● What you are asked to do
Go through the data below. List every line that holds the word "Swell".

● Given records
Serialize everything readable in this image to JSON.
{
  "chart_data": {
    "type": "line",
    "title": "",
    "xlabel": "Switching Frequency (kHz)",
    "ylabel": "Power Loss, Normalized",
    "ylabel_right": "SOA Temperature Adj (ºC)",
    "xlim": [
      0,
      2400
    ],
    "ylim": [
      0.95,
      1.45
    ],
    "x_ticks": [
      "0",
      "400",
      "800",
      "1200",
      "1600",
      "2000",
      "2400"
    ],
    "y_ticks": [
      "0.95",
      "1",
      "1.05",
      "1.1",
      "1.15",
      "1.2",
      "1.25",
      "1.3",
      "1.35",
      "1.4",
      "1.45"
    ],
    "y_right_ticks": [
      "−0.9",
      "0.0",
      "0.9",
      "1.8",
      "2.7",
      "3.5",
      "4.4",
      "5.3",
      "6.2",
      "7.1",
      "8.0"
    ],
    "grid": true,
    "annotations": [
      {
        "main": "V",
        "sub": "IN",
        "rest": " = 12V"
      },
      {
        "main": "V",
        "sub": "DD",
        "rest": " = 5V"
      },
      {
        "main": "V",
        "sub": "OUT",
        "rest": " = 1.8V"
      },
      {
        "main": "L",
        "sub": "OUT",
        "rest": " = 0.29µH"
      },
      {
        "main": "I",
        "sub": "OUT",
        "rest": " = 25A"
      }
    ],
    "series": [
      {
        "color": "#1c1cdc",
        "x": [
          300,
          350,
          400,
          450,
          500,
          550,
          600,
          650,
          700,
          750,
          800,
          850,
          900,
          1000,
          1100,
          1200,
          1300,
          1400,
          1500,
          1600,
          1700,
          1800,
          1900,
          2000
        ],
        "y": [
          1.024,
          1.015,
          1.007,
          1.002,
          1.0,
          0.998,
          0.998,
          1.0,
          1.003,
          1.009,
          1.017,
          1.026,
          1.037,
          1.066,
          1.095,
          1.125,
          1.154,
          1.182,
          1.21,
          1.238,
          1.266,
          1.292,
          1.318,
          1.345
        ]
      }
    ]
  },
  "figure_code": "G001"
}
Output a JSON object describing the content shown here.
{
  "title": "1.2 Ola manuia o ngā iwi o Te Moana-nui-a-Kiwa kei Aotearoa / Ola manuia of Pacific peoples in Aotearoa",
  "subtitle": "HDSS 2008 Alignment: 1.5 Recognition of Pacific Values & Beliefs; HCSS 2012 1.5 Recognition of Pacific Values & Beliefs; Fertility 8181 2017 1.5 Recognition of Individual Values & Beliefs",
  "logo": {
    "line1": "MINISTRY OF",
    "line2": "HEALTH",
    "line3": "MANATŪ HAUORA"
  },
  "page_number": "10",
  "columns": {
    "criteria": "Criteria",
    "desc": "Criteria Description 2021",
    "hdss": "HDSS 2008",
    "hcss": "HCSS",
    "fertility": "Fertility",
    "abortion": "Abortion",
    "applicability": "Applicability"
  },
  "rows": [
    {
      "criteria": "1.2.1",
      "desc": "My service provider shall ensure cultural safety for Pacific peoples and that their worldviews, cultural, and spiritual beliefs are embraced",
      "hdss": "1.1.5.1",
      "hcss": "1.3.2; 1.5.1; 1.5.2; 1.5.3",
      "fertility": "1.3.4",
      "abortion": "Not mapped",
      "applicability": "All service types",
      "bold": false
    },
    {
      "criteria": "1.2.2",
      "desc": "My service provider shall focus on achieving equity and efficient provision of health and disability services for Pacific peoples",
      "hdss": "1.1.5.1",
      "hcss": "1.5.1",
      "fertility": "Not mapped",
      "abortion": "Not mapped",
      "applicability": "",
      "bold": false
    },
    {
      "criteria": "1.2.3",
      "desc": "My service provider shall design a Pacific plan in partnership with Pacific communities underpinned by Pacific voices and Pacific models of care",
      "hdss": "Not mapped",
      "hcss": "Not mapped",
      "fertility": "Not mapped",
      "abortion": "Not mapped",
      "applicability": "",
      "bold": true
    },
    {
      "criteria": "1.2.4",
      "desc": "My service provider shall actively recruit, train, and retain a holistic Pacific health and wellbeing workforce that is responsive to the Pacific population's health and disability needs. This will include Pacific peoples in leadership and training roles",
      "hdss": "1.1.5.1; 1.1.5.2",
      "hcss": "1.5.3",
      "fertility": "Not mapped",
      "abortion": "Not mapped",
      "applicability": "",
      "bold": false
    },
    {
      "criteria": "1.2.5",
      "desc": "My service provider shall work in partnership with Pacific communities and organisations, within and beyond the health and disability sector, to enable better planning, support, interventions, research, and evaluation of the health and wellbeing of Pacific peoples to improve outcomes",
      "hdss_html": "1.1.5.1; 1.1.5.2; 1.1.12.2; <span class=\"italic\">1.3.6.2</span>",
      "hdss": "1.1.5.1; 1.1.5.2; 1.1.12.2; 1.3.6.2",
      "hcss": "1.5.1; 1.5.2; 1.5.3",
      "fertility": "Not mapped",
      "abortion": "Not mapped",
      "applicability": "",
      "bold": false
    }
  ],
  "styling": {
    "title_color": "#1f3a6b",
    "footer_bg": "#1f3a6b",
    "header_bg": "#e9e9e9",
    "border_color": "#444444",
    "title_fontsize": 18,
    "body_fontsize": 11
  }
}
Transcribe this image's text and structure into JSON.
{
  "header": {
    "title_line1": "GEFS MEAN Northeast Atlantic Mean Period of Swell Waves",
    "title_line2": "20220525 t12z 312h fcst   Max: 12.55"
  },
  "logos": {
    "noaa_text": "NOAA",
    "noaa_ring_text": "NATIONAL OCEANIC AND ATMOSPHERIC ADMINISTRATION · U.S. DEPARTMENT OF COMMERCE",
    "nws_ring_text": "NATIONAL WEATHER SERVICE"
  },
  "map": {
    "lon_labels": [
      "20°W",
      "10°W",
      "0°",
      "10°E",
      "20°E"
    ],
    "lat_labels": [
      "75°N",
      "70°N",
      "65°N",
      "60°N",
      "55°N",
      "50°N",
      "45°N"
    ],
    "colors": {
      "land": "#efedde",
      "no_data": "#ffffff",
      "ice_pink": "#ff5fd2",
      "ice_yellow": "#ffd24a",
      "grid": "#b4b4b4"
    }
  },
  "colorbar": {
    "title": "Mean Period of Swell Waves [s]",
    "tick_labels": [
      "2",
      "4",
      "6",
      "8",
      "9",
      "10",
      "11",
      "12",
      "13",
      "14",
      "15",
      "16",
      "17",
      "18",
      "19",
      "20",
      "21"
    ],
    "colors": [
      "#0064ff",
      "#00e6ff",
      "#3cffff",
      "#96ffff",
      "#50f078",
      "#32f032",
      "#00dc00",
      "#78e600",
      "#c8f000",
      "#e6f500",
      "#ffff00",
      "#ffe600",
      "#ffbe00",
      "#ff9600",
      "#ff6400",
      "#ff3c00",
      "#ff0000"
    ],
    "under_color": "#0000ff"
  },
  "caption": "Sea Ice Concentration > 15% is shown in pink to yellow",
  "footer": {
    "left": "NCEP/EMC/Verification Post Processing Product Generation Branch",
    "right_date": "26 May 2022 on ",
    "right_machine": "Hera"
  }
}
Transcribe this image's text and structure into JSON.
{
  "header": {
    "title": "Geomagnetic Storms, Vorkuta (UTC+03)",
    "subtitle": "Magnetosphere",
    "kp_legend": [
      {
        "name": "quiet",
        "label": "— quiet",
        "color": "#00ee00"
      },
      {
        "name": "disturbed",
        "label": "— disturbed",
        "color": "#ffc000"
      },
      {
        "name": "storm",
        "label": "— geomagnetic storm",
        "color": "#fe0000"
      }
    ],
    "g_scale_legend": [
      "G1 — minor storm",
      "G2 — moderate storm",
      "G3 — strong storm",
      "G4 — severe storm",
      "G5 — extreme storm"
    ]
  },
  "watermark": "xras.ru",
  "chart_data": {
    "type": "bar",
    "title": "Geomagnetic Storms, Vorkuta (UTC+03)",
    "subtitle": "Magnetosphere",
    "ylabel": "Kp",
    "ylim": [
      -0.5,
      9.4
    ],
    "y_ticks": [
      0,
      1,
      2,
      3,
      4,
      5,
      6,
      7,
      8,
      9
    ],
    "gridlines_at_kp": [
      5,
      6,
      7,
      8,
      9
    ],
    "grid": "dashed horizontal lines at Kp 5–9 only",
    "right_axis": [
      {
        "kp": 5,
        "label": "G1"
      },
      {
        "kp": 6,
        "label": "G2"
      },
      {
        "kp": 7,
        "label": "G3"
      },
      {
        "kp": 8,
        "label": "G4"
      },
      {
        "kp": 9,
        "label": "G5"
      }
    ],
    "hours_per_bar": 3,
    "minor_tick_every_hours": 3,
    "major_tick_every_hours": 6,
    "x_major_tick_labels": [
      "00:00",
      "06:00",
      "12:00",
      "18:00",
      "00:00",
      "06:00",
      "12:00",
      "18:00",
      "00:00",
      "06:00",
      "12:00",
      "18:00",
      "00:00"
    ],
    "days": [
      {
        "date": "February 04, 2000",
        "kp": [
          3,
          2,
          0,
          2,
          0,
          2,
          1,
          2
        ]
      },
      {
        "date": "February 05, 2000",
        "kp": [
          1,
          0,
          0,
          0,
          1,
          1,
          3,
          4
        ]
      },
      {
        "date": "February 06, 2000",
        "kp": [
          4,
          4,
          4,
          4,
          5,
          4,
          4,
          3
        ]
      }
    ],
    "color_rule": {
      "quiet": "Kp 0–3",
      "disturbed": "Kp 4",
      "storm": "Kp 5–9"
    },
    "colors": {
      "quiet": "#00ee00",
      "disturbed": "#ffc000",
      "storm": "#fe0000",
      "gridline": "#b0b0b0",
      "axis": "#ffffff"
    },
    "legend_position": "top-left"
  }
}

● Answer for the task
    "title_line1": "GEFS MEAN Northeast Atlantic Mean Period of Swell Waves",
    "title": "Mean Period of Swell Waves [s]",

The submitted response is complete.